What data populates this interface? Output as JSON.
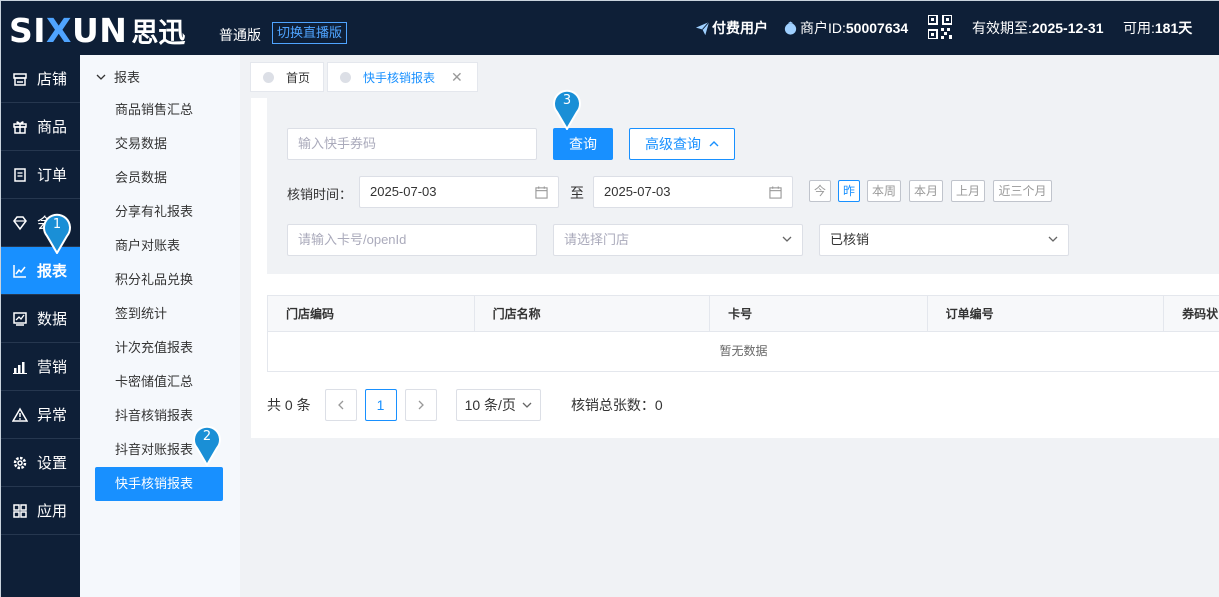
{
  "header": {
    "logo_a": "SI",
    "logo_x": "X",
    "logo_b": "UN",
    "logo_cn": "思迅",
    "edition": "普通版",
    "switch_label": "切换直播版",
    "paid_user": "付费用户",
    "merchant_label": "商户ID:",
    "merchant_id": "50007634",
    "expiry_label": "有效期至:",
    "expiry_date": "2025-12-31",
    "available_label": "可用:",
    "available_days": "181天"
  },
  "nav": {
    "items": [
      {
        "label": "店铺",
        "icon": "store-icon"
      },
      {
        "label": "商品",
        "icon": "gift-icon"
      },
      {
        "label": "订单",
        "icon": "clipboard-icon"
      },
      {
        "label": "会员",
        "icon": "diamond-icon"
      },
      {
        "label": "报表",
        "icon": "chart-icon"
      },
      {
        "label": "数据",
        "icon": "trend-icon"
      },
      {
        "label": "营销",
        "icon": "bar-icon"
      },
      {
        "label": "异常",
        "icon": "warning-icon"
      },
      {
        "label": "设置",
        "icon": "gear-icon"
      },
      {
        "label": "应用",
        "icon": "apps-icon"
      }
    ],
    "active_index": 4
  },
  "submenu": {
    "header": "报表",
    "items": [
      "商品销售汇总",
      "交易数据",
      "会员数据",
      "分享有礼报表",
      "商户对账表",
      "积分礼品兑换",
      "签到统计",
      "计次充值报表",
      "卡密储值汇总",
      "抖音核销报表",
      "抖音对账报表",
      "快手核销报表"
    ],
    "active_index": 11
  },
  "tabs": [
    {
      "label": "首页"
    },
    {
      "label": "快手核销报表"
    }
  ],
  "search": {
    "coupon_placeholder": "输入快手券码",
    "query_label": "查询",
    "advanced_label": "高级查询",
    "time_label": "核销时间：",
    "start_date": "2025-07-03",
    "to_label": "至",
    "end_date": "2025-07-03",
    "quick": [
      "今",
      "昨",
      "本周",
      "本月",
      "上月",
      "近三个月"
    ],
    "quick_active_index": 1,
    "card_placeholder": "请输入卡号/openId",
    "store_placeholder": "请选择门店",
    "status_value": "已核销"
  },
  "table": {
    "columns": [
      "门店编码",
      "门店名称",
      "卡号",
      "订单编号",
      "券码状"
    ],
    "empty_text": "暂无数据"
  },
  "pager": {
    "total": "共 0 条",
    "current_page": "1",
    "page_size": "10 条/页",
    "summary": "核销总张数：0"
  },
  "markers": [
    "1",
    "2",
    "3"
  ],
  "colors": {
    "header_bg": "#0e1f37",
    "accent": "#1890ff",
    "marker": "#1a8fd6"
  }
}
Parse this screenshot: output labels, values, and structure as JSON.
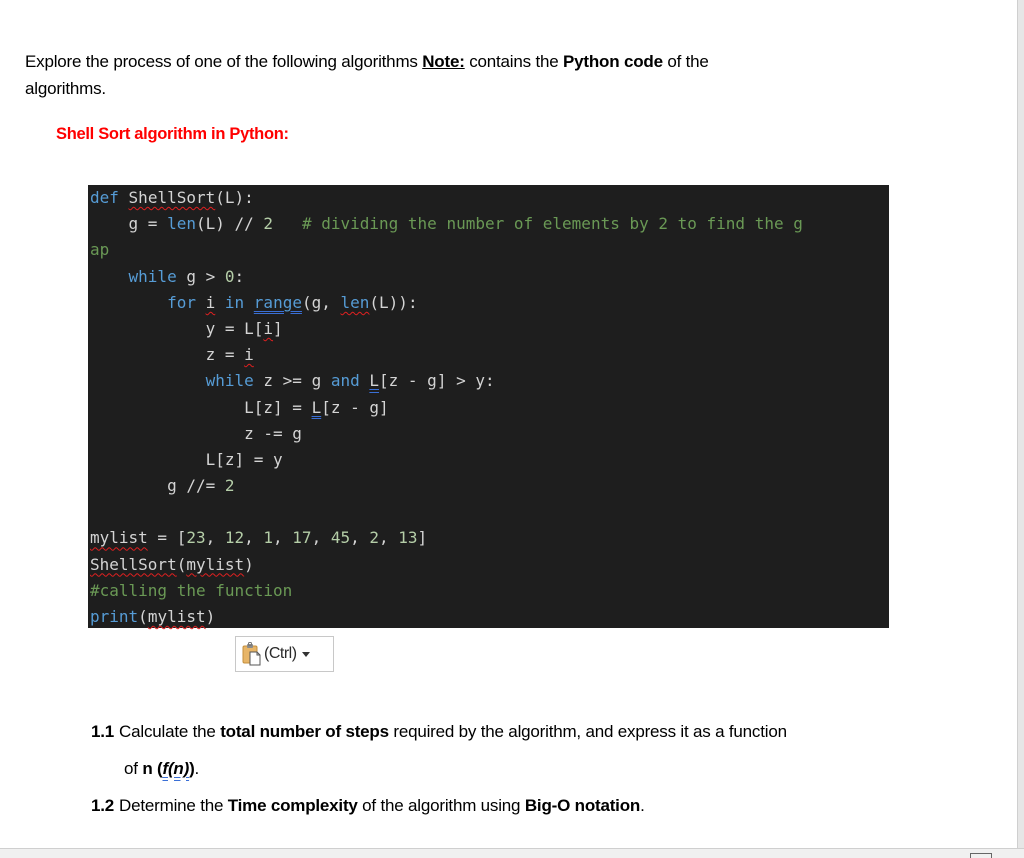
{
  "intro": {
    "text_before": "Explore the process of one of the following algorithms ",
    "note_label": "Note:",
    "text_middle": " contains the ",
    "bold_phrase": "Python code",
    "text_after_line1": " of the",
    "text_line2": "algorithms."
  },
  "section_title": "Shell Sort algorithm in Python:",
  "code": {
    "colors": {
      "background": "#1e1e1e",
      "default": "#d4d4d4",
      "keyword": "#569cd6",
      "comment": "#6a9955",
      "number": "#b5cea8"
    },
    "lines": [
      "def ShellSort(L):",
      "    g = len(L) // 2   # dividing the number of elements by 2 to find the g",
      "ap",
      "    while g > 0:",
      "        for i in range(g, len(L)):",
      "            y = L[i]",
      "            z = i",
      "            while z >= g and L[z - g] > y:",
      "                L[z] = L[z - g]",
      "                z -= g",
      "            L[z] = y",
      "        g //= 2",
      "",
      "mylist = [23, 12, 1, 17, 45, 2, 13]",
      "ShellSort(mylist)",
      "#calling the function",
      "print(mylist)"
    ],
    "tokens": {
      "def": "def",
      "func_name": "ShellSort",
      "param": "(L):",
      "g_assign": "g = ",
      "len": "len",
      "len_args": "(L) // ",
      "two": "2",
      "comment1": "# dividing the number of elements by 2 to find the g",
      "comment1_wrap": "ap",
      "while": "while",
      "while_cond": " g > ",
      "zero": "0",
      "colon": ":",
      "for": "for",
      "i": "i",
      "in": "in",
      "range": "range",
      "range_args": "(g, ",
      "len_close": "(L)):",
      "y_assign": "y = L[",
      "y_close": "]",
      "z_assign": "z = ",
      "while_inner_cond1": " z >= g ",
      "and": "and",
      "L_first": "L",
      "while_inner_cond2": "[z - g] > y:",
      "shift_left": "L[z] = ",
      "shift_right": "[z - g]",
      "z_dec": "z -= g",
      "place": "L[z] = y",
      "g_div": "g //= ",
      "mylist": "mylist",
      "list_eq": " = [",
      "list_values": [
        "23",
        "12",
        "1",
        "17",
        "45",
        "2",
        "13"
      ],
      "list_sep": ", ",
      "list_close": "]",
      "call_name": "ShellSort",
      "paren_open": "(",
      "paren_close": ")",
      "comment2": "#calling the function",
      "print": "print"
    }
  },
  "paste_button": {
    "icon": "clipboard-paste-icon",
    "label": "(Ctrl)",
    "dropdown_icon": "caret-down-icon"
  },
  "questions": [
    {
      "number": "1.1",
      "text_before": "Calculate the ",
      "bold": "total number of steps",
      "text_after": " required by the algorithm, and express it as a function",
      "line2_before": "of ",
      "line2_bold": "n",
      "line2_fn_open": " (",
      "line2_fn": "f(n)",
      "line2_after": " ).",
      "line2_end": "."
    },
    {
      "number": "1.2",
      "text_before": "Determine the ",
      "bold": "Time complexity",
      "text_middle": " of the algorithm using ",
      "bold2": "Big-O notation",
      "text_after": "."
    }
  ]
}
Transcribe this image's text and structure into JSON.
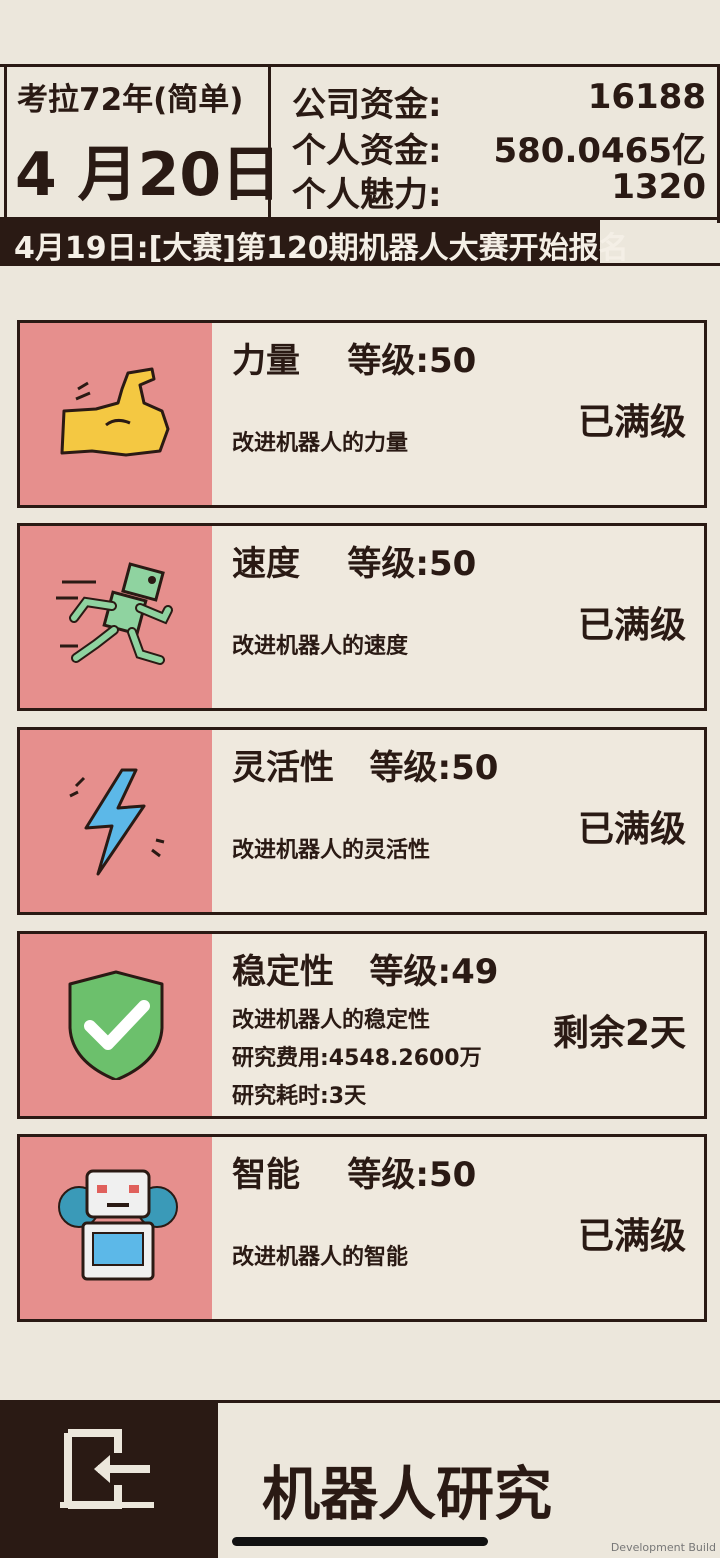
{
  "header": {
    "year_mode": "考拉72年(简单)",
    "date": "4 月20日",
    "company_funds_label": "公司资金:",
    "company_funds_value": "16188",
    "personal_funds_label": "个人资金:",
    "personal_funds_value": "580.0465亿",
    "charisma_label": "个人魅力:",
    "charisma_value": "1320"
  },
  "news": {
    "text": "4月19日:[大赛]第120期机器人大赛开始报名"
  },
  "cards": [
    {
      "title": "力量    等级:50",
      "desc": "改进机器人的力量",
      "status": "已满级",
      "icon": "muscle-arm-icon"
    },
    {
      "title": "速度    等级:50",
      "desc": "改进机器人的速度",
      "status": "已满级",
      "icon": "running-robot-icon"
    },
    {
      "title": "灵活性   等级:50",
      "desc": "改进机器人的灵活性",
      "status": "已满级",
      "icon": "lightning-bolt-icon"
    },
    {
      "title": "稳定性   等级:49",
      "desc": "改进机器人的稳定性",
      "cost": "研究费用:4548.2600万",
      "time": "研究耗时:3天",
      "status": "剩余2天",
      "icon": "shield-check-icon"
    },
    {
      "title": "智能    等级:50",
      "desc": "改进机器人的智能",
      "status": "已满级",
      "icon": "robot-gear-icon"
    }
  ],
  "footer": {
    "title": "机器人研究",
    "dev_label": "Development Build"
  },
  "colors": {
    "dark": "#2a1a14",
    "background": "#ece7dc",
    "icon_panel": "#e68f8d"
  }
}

## Exercise aim
Reproduce the records verbatim, omitting all images they contain.

## Output of the exercise
What data populates this interface? Output as JSON.
{
  "header": {
    "logo_a": "SI",
    "logo_x": "X",
    "logo_b": "UN",
    "logo_cn": "思迅",
    "edition": "普通版",
    "switch_label": "切换直播版",
    "paid_user": "付费用户",
    "merchant_label": "商户ID:",
    "merchant_id": "50007634",
    "expiry_label": "有效期至:",
    "expiry_date": "2025-12-31",
    "available_label": "可用:",
    "available_days": "181天"
  },
  "nav": {
    "items": [
      {
        "label": "店铺",
        "icon": "store-icon"
      },
      {
        "label": "商品",
        "icon": "gift-icon"
      },
      {
        "label": "订单",
        "icon": "clipboard-icon"
      },
      {
        "label": "会员",
        "icon": "diamond-icon"
      },
      {
        "label": "报表",
        "icon": "chart-icon"
      },
      {
        "label": "数据",
        "icon": "trend-icon"
      },
      {
        "label": "营销",
        "icon": "bar-icon"
      },
      {
        "label": "异常",
        "icon": "warning-icon"
      },
      {
        "label": "设置",
        "icon": "gear-icon"
      },
      {
        "label": "应用",
        "icon": "apps-icon"
      }
    ],
    "active_index": 4
  },
  "submenu": {
    "header": "报表",
    "items": [
      "商品销售汇总",
      "交易数据",
      "会员数据",
      "分享有礼报表",
      "商户对账表",
      "积分礼品兑换",
      "签到统计",
      "计次充值报表",
      "卡密储值汇总",
      "抖音核销报表",
      "抖音对账报表",
      "快手核销报表"
    ],
    "active_index": 11
  },
  "tabs": [
    {
      "label": "首页"
    },
    {
      "label": "快手核销报表"
    }
  ],
  "search": {
    "coupon_placeholder": "输入快手券码",
    "query_label": "查询",
    "advanced_label": "高级查询",
    "time_label": "核销时间：",
    "start_date": "2025-07-03",
    "to_label": "至",
    "end_date": "2025-07-03",
    "quick": [
      "今",
      "昨",
      "本周",
      "本月",
      "上月",
      "近三个月"
    ],
    "quick_active_index": 1,
    "card_placeholder": "请输入卡号/openId",
    "store_placeholder": "请选择门店",
    "status_value": "已核销"
  },
  "table": {
    "columns": [
      "门店编码",
      "门店名称",
      "卡号",
      "订单编号",
      "券码状"
    ],
    "empty_text": "暂无数据"
  },
  "pager": {
    "total": "共 0 条",
    "current_page": "1",
    "page_size": "10 条/页",
    "summary": "核销总张数：0"
  },
  "markers": [
    "1",
    "2",
    "3"
  ],
  "colors": {
    "header_bg": "#0e1f37",
    "accent": "#1890ff",
    "marker": "#1a8fd6"
  }
}
Parse this screenshot: output labels, values, and structure as JSON.
{
  "intro": {
    "text_before": "Explore the process of one of the following algorithms ",
    "note_label": "Note:",
    "text_middle": " contains the ",
    "bold_phrase": "Python code",
    "text_after_line1": " of the",
    "text_line2": "algorithms."
  },
  "section_title": "Shell Sort algorithm in Python:",
  "code": {
    "colors": {
      "background": "#1e1e1e",
      "default": "#d4d4d4",
      "keyword": "#569cd6",
      "comment": "#6a9955",
      "number": "#b5cea8"
    },
    "lines": [
      "def ShellSort(L):",
      "    g = len(L) // 2   # dividing the number of elements by 2 to find the g",
      "ap",
      "    while g > 0:",
      "        for i in range(g, len(L)):",
      "            y = L[i]",
      "            z = i",
      "            while z >= g and L[z - g] > y:",
      "                L[z] = L[z - g]",
      "                z -= g",
      "            L[z] = y",
      "        g //= 2",
      "",
      "mylist = [23, 12, 1, 17, 45, 2, 13]",
      "ShellSort(mylist)",
      "#calling the function",
      "print(mylist)"
    ],
    "tokens": {
      "def": "def",
      "func_name": "ShellSort",
      "param": "(L):",
      "g_assign": "g = ",
      "len": "len",
      "len_args": "(L) // ",
      "two": "2",
      "comment1": "# dividing the number of elements by 2 to find the g",
      "comment1_wrap": "ap",
      "while": "while",
      "while_cond": " g > ",
      "zero": "0",
      "colon": ":",
      "for": "for",
      "i": "i",
      "in": "in",
      "range": "range",
      "range_args": "(g, ",
      "len_close": "(L)):",
      "y_assign": "y = L[",
      "y_close": "]",
      "z_assign": "z = ",
      "while_inner_cond1": " z >= g ",
      "and": "and",
      "L_first": "L",
      "while_inner_cond2": "[z - g] > y:",
      "shift_left": "L[z] = ",
      "shift_right": "[z - g]",
      "z_dec": "z -= g",
      "place": "L[z] = y",
      "g_div": "g //= ",
      "mylist": "mylist",
      "list_eq": " = [",
      "list_values": [
        "23",
        "12",
        "1",
        "17",
        "45",
        "2",
        "13"
      ],
      "list_sep": ", ",
      "list_close": "]",
      "call_name": "ShellSort",
      "paren_open": "(",
      "paren_close": ")",
      "comment2": "#calling the function",
      "print": "print"
    }
  },
  "paste_button": {
    "icon": "clipboard-paste-icon",
    "label": "(Ctrl)",
    "dropdown_icon": "caret-down-icon"
  },
  "questions": [
    {
      "number": "1.1",
      "text_before": "Calculate the ",
      "bold": "total number of steps",
      "text_after": " required by the algorithm, and express it as a function",
      "line2_before": "of ",
      "line2_bold": "n",
      "line2_fn_open": " (",
      "line2_fn": "f(n)",
      "line2_after": " ).",
      "line2_end": "."
    },
    {
      "number": "1.2",
      "text_before": "Determine the ",
      "bold": "Time complexity",
      "text_middle": " of the algorithm using ",
      "bold2": "Big-O notation",
      "text_after": "."
    }
  ]
}
Transcribe this image's text and structure into JSON.
{
  "header": {
    "year_mode": "考拉72年(简单)",
    "date": "4 月20日",
    "company_funds_label": "公司资金:",
    "company_funds_value": "16188",
    "personal_funds_label": "个人资金:",
    "personal_funds_value": "580.0465亿",
    "charisma_label": "个人魅力:",
    "charisma_value": "1320"
  },
  "news": {
    "text": "4月19日:[大赛]第120期机器人大赛开始报名"
  },
  "cards": [
    {
      "title": "力量    等级:50",
      "desc": "改进机器人的力量",
      "status": "已满级",
      "icon": "muscle-arm-icon"
    },
    {
      "title": "速度    等级:50",
      "desc": "改进机器人的速度",
      "status": "已满级",
      "icon": "running-robot-icon"
    },
    {
      "title": "灵活性   等级:50",
      "desc": "改进机器人的灵活性",
      "status": "已满级",
      "icon": "lightning-bolt-icon"
    },
    {
      "title": "稳定性   等级:49",
      "desc": "改进机器人的稳定性",
      "cost": "研究费用:4548.2600万",
      "time": "研究耗时:3天",
      "status": "剩余2天",
      "icon": "shield-check-icon"
    },
    {
      "title": "智能    等级:50",
      "desc": "改进机器人的智能",
      "status": "已满级",
      "icon": "robot-gear-icon"
    }
  ],
  "footer": {
    "title": "机器人研究",
    "dev_label": "Development Build"
  },
  "colors": {
    "dark": "#2a1a14",
    "background": "#ece7dc",
    "icon_panel": "#e68f8d"
  }
}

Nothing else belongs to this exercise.